--- Start ---
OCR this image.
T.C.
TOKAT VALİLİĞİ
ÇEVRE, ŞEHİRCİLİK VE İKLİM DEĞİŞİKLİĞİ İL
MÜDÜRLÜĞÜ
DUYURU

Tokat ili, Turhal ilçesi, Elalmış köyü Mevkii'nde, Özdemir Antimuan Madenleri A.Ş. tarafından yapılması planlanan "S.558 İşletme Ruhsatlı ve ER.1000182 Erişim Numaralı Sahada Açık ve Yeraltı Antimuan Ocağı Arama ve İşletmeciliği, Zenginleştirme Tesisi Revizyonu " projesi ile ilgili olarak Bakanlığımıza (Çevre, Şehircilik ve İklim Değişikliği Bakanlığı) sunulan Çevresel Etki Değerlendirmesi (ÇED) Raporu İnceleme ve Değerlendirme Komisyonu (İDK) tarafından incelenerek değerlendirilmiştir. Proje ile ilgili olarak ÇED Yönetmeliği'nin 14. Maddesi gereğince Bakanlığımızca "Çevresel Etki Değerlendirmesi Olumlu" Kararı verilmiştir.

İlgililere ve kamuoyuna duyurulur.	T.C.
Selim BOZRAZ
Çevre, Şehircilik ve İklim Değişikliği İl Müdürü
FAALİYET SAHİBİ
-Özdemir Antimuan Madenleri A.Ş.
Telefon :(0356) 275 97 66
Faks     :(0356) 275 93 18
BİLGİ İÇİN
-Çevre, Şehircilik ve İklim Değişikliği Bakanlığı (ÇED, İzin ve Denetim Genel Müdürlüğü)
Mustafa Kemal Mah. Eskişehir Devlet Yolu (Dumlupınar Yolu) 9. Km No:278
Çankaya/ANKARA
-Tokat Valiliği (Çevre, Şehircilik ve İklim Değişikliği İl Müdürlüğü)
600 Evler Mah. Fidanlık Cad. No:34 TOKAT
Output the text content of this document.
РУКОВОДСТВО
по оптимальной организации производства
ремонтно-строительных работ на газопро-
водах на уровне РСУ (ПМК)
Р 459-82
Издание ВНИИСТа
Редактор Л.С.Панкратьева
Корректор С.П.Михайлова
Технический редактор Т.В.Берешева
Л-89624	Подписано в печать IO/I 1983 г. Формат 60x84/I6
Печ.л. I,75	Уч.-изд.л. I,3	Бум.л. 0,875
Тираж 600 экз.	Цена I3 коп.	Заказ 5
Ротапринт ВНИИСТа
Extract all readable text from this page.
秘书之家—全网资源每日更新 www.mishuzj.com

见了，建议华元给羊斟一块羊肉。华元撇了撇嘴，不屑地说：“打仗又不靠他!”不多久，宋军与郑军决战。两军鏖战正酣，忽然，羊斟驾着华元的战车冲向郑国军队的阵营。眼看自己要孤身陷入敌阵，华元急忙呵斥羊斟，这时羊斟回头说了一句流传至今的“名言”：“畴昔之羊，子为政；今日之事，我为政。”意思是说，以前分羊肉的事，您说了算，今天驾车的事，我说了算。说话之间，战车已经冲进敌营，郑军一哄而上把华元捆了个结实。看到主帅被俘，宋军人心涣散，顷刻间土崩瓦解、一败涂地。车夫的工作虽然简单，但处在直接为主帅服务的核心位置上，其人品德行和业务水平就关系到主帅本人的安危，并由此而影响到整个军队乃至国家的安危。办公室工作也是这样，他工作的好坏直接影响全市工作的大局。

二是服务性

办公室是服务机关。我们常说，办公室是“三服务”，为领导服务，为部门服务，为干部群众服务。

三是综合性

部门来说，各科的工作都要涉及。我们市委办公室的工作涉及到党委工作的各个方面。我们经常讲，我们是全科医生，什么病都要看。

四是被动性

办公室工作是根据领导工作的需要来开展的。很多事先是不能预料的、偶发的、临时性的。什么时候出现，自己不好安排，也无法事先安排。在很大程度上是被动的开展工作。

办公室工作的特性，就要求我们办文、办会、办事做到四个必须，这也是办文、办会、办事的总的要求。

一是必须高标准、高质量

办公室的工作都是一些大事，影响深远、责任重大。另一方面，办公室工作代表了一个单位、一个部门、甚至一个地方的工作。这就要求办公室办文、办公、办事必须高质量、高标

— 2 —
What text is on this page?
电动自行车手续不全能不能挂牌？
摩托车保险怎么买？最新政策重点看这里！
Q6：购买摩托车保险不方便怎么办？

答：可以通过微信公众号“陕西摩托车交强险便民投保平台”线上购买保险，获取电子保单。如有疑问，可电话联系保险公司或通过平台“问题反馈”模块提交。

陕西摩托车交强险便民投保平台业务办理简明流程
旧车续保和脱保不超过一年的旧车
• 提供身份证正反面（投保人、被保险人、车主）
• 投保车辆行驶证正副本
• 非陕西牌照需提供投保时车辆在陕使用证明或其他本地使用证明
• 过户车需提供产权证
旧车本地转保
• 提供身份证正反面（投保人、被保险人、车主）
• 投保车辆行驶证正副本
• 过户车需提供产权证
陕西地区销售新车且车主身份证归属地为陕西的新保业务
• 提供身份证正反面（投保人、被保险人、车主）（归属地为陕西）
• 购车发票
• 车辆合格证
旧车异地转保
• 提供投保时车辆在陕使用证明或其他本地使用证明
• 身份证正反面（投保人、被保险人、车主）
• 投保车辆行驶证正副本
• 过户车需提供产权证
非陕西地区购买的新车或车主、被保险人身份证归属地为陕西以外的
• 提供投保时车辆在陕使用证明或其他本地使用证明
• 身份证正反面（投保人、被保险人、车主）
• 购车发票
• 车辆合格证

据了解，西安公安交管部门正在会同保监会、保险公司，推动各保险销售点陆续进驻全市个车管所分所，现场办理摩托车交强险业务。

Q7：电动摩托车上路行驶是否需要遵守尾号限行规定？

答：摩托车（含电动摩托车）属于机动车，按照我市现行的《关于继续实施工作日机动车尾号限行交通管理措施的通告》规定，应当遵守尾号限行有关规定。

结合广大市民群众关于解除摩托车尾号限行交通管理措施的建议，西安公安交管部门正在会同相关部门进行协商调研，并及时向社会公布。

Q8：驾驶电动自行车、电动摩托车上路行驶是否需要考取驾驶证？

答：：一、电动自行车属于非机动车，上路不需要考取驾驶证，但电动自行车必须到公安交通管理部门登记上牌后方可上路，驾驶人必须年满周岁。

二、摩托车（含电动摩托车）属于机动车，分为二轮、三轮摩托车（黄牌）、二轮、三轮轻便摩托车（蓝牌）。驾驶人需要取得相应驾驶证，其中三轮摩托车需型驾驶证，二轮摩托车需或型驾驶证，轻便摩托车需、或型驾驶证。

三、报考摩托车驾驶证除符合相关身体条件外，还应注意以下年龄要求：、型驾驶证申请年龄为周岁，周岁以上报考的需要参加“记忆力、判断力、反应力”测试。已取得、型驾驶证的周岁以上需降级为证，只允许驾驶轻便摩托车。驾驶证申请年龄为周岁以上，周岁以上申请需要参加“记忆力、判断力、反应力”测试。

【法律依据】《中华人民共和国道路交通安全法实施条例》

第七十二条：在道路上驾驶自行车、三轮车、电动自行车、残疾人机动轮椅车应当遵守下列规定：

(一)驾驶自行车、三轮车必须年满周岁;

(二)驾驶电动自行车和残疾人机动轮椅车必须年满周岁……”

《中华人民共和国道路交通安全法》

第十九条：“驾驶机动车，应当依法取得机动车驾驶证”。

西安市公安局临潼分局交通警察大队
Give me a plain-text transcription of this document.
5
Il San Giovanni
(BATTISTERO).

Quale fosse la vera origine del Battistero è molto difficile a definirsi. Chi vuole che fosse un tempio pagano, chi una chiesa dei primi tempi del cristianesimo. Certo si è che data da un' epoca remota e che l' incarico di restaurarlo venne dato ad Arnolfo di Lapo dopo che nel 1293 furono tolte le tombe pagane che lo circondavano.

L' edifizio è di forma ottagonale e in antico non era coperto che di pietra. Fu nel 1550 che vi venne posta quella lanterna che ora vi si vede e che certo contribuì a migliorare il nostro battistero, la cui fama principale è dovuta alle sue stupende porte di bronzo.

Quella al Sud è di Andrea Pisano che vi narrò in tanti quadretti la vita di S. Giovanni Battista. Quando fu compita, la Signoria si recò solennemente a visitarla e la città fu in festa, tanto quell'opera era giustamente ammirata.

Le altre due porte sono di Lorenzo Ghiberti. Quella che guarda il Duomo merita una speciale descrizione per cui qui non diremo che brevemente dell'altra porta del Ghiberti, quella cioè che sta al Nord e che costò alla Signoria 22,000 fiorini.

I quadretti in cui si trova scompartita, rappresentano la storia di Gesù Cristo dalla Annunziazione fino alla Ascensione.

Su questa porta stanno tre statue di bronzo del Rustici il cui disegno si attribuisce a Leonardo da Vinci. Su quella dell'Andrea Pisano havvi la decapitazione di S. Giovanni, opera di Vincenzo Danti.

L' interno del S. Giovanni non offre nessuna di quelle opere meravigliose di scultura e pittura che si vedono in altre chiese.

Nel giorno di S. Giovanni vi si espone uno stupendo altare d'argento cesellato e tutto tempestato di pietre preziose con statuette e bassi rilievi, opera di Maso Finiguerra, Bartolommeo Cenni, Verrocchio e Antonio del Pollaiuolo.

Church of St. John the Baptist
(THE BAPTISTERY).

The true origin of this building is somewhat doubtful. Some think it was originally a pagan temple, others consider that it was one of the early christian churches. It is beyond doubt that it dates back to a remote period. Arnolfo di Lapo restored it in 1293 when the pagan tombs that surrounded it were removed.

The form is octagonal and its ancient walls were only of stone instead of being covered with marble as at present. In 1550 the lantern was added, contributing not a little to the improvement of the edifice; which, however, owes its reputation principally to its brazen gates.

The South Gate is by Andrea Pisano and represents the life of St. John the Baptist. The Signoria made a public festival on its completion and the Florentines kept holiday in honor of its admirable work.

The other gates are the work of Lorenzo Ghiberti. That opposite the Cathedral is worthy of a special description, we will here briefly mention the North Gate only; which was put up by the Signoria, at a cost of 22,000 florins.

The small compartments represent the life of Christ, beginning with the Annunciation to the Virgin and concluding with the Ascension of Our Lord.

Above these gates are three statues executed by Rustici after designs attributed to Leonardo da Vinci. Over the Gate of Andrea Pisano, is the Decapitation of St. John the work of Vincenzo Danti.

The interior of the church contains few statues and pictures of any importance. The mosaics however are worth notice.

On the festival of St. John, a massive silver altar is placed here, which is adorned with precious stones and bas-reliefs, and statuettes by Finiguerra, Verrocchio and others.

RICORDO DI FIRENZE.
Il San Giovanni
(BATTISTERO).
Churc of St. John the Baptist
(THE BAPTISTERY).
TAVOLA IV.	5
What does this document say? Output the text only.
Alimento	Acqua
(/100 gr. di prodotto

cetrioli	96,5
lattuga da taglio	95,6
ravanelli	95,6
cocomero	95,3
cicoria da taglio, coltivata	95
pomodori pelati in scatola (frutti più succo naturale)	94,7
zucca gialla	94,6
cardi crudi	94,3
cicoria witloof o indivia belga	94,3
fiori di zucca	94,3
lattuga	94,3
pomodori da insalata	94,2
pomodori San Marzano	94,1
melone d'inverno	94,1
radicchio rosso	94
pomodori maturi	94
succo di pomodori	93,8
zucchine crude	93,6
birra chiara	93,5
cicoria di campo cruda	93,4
--- End ---
* Task details:
Write only the number of lines in the records that include the word "taglio".

* Solution below:
2